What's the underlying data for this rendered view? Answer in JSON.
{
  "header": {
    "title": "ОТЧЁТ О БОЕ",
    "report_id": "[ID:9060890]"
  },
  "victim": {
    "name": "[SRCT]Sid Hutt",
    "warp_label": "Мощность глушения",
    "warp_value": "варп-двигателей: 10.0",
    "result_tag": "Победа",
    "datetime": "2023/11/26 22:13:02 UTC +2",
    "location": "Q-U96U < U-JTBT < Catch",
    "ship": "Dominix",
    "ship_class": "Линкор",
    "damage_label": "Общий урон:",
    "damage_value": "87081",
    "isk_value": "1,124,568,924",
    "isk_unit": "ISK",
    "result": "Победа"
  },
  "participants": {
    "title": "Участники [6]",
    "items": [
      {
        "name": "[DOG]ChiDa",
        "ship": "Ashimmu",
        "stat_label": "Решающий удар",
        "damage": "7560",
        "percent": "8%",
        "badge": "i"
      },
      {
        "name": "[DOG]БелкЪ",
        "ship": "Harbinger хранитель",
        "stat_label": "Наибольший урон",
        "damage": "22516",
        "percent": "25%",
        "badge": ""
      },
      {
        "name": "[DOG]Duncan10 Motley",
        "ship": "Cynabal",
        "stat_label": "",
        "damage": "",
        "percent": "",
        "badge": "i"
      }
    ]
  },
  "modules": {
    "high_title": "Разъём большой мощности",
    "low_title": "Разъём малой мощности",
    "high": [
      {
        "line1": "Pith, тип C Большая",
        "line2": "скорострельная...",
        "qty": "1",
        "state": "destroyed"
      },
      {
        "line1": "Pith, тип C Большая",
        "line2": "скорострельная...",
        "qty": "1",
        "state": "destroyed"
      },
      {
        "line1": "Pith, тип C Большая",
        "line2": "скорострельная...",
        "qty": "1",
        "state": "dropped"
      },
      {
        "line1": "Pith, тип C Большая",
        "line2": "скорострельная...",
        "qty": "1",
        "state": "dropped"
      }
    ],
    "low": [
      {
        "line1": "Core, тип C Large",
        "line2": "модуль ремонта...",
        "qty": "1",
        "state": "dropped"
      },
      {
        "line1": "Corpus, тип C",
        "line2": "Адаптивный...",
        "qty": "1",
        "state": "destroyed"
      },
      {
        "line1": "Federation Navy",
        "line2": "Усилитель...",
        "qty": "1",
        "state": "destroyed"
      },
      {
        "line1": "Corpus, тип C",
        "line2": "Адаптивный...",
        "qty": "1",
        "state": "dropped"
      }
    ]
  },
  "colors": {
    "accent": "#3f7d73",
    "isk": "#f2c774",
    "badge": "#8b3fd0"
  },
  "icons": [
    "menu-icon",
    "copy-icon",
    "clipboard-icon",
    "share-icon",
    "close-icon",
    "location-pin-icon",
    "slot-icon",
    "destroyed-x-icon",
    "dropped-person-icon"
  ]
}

* * *

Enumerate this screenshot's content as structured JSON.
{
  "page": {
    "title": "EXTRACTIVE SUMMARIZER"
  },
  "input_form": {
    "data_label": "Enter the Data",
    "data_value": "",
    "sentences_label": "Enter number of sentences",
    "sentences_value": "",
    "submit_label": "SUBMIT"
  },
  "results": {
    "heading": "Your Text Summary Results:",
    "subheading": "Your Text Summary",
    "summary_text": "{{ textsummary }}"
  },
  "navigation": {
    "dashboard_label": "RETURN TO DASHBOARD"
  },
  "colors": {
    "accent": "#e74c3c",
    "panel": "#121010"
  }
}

What you need to do
Give only the number of lines in the entries above that contain the string "location".

Problem solution
2